TASK GOAL: Make an exact copy of the entries, and keep any pictures out of it.
==== THE RECORDS ====
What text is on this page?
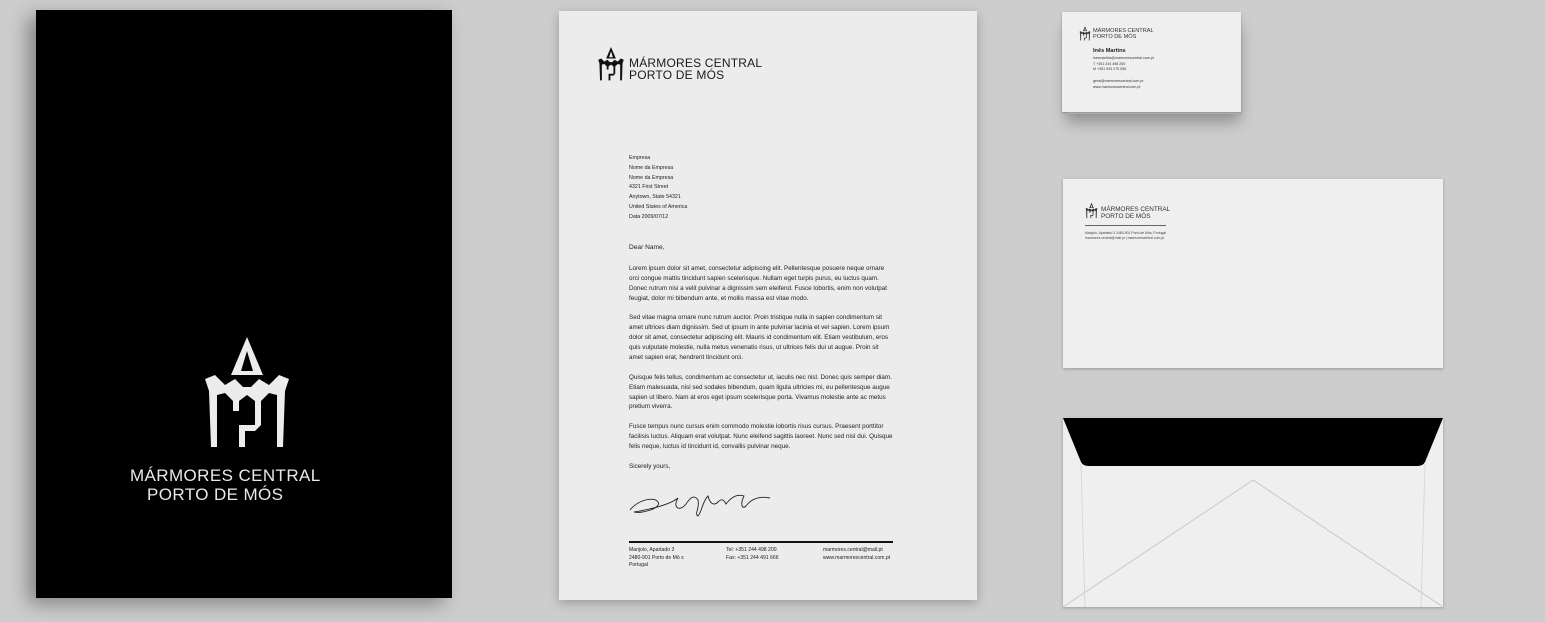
MÁRMORES CENTRAL
PORTO DE MÓS
MÁRMORES CENTRAL
PORTO DE MÓS
Empresa
Nome da Empresa
Nome da Empresa
4321 First Street
Anytown, State 54321
United States of America
Data 2009/07/12
Dear Name,

Lorem ipsum dolor sit amet, consectetur adipiscing elit. Pellentesque posuere neque ornare orci congue mattis tincidunt sapien scelerisque. Nullam eget turpis purus, eu luctus quam. Donec rutrum nisi a velit pulvinar a dignissim sem eleifend. Fusce lobortis, enim non volutpat feugiat, dolor mi bibendum ante, et mollis massa est vitae modo.

Sed vitae magna ornare nunc rutrum auctor. Proin tristique nulla in sapien condimentum sit amet ultrices diam dignissim. Sed ut ipsum in ante pulvinar lacinia et vel sapien. Lorem ipsum dolor sit amet, consectetur adipiscing elit. Mauris id condimentum elit. Etiam vestibulum, eros quis vulputate molestie, nulla metus venenatis risus, ut ultrices felis dui ut augue. Proin sit amet sapien erat, hendrerit tincidunt orci.

Quisque felis tellus, condimentum ac consectetur ut, iaculis nec nisl. Donec quis semper diam. Etiam malesuada, nisl sed sodales bibendum, quam ligula ultricies mi, eu pellentesque augue sapien ut libero. Nam at eros eget ipsum scelerisque porta. Vivamus molestie ante ac metus pretium viverra.

Fusce tempus nunc cursus enim commodo molestie lobortis risus cursus. Praesent porttitor facilisis luctus. Aliquam erat volutpat. Nunc eleifend sagittis laoreet. Nunc sed nisl dui. Quisque felis neque, luctus id tincidunt id, convallis pulvinar neque.

Sicerely yours,

Manjolo, Apartado 3
2480-901 Porto de Mó s
Portugal
Tel: +351 244 498 200
Fax: +351 244 491 666
marmores.central@mail.pt
www.marmorescentral.com.pt
MÁRMORES CENTRAL
PORTO DE MÓS
Inês Martins
inesmartins@marmorescentral.com.pt
T +351 244 498 200
M +351 933 275 056
geral@marmorescentral.com.pt
www.marmorescentral.com.pt
MÁRMORES CENTRAL
PORTO DE MÓS
Manjolo, Apartado 3 2480-901 Porto de Mós, Portugal
marmores.central@mail.pt | marmorescentral.com.pt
====
EXERCISE ANSWER:
What text is on this page?
MÁRMORES CENTRAL
PORTO DE MÓS
MÁRMORES CENTRAL
PORTO DE MÓS
Empresa
Nome da Empresa
Nome da Empresa
4321 First Street
Anytown, State 54321
United States of America
Data 2009/07/12
Dear Name,

Lorem ipsum dolor sit amet, consectetur adipiscing elit. Pellentesque posuere neque ornare orci congue mattis tincidunt sapien scelerisque. Nullam eget turpis purus, eu luctus quam. Donec rutrum nisi a velit pulvinar a dignissim sem eleifend. Fusce lobortis, enim non volutpat feugiat, dolor mi bibendum ante, et mollis massa est vitae modo.

Sed vitae magna ornare nunc rutrum auctor. Proin tristique nulla in sapien condimentum sit amet ultrices diam dignissim. Sed ut ipsum in ante pulvinar lacinia et vel sapien. Lorem ipsum dolor sit amet, consectetur adipiscing elit. Mauris id condimentum elit. Etiam vestibulum, eros quis vulputate molestie, nulla metus venenatis risus, ut ultrices felis dui ut augue. Proin sit amet sapien erat, hendrerit tincidunt orci.

Quisque felis tellus, condimentum ac consectetur ut, iaculis nec nisl. Donec quis semper diam. Etiam malesuada, nisl sed sodales bibendum, quam ligula ultricies mi, eu pellentesque augue sapien ut libero. Nam at eros eget ipsum scelerisque porta. Vivamus molestie ante ac metus pretium viverra.

Fusce tempus nunc cursus enim commodo molestie lobortis risus cursus. Praesent porttitor facilisis luctus. Aliquam erat volutpat. Nunc eleifend sagittis laoreet. Nunc sed nisl dui. Quisque felis neque, luctus id tincidunt id, convallis pulvinar neque.

Sicerely yours,

Manjolo, Apartado 3
2480-901 Porto de Mó s
Portugal
Tel: +351 244 498 200
Fax: +351 244 491 666
marmores.central@mail.pt
www.marmorescentral.com.pt
MÁRMORES CENTRAL
PORTO DE MÓS
Inês Martins
inesmartins@marmorescentral.com.pt
T +351 244 498 200
M +351 933 275 056
geral@marmorescentral.com.pt
www.marmorescentral.com.pt
MÁRMORES CENTRAL
PORTO DE MÓS
Manjolo, Apartado 3 2480-901 Porto de Mós, Portugal
marmores.central@mail.pt | marmorescentral.com.pt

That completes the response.